Goal of the exercise: Extract from the listing each line in which the word "JSON" appears.

Extracts from a graphics dataset
/---
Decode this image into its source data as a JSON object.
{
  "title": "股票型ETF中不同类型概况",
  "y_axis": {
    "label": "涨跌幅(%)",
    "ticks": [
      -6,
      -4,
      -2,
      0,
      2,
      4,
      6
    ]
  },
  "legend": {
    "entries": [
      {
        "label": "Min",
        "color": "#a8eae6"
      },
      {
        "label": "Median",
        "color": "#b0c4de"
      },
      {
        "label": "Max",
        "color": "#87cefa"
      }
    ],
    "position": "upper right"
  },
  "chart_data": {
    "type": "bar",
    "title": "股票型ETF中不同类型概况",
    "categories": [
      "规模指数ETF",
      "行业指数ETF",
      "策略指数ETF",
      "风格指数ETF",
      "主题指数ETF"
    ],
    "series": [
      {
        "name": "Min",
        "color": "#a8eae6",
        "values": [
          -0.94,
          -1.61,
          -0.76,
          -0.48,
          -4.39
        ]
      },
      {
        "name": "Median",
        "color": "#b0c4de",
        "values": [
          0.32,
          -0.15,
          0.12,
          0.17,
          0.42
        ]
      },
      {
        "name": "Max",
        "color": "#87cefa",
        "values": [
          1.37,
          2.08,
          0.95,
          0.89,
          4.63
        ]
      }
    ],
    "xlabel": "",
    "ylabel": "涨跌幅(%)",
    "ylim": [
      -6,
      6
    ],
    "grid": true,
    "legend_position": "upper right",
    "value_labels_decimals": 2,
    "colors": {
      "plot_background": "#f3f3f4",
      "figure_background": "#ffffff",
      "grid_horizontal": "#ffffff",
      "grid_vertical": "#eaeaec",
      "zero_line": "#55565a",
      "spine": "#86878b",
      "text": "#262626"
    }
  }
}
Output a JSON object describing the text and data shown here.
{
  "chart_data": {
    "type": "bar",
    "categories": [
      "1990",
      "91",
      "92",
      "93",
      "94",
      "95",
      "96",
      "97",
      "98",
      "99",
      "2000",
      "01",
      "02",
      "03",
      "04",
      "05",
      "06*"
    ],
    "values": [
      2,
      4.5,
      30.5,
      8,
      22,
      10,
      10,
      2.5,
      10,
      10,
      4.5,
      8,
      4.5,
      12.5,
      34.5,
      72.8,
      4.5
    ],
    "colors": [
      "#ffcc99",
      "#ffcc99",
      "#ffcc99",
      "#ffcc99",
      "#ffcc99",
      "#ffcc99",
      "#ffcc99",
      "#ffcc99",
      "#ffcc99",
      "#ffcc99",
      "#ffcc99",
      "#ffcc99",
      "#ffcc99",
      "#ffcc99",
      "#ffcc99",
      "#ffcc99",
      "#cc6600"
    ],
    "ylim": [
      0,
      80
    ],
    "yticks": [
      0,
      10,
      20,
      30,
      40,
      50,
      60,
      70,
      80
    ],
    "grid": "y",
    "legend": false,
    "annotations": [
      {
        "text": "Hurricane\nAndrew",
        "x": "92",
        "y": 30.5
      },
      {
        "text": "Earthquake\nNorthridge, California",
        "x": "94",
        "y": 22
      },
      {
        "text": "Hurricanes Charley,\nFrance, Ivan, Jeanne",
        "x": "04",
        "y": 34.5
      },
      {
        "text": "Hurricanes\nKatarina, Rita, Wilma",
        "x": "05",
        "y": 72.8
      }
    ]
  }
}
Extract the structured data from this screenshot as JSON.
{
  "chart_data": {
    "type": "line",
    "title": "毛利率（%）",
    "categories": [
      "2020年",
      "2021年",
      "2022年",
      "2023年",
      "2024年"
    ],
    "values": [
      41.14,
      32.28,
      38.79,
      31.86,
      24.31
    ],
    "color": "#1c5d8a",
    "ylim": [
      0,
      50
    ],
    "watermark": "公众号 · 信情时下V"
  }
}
\---
The output:
Decode this image into its source data as a JSON object.
Output a JSON object describing the text and data shown here.
Extract the structured data from this screenshot as JSON.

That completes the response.